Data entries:
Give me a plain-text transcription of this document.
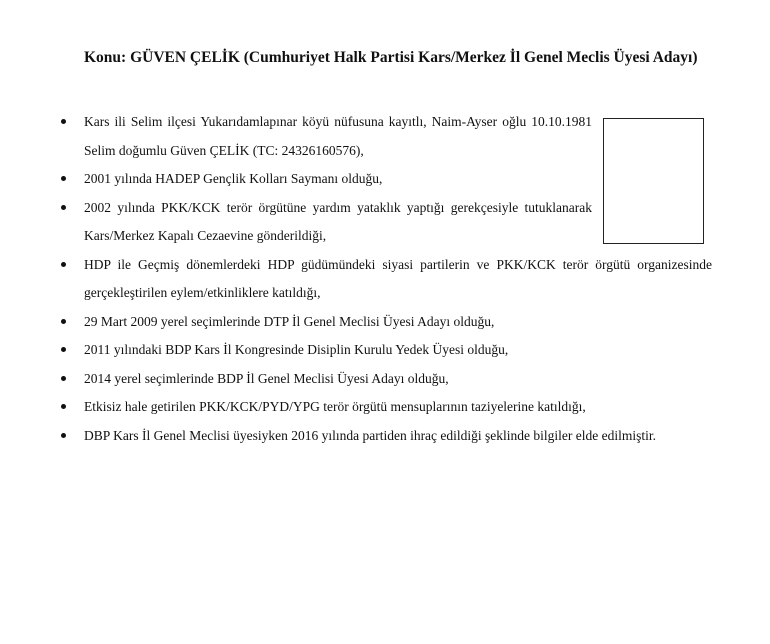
Konu: GÜVEN ÇELİK (Cumhuriyet Halk Partisi Kars/Merkez İl Genel Meclis Üyesi Adayı)
Kars ili Selim ilçesi Yukarıdamlapınar köyü nüfusuna kayıtlı, Naim-Ayser oğlu 10.10.1981 Selim doğumlu Güven ÇELİK (TC: 24326160576),
2001 yılında HADEP Gençlik Kolları Saymanı olduğu,
2002 yılında PKK/KCK terör örgütüne yardım yataklık yaptığı gerekçesiyle tutuklanarak Kars/Merkez Kapalı Cezaevine gönderildiği,
HDP ile Geçmiş dönemlerdeki HDP güdümündeki siyasi partilerin ve PKK/KCK terör örgütü organizesinde gerçekleştirilen eylem/etkinliklere katıldığı,
29 Mart 2009 yerel seçimlerinde DTP İl Genel Meclisi Üyesi Adayı olduğu,
2011 yılındaki BDP Kars İl Kongresinde Disiplin Kurulu Yedek Üyesi olduğu,
2014 yerel seçimlerinde BDP İl Genel Meclisi Üyesi Adayı olduğu,
Etkisiz hale getirilen PKK/KCK/PYD/YPG terör örgütü mensuplarının taziyelerine katıldığı,
DBP Kars İl Genel Meclisi üyesiyken 2016 yılında partiden ihraç edildiği şeklinde bilgiler elde edilmiştir.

Task statement:
Set the listing down in full and exactly. Pictures within it should not appear in the copy.

Final answer:
Give me a plain-text transcription of this document.
Konu: GÜVEN ÇELİK (Cumhuriyet Halk Partisi Kars/Merkez İl Genel Meclis Üyesi Adayı)
Kars ili Selim ilçesi Yukarıdamlapınar köyü nüfusuna kayıtlı, Naim-Ayser oğlu 10.10.1981 Selim doğumlu Güven ÇELİK (TC: 24326160576),
2001 yılında HADEP Gençlik Kolları Saymanı olduğu,
2002 yılında PKK/KCK terör örgütüne yardım yataklık yaptığı gerekçesiyle tutuklanarak Kars/Merkez Kapalı Cezaevine gönderildiği,
HDP ile Geçmiş dönemlerdeki HDP güdümündeki siyasi partilerin ve PKK/KCK terör örgütü organizesinde gerçekleştirilen eylem/etkinliklere katıldığı,
29 Mart 2009 yerel seçimlerinde DTP İl Genel Meclisi Üyesi Adayı olduğu,
2011 yılındaki BDP Kars İl Kongresinde Disiplin Kurulu Yedek Üyesi olduğu,
2014 yerel seçimlerinde BDP İl Genel Meclisi Üyesi Adayı olduğu,
Etkisiz hale getirilen PKK/KCK/PYD/YPG terör örgütü mensuplarının taziyelerine katıldığı,
DBP Kars İl Genel Meclisi üyesiyken 2016 yılında partiden ihraç edildiği şeklinde bilgiler elde edilmiştir.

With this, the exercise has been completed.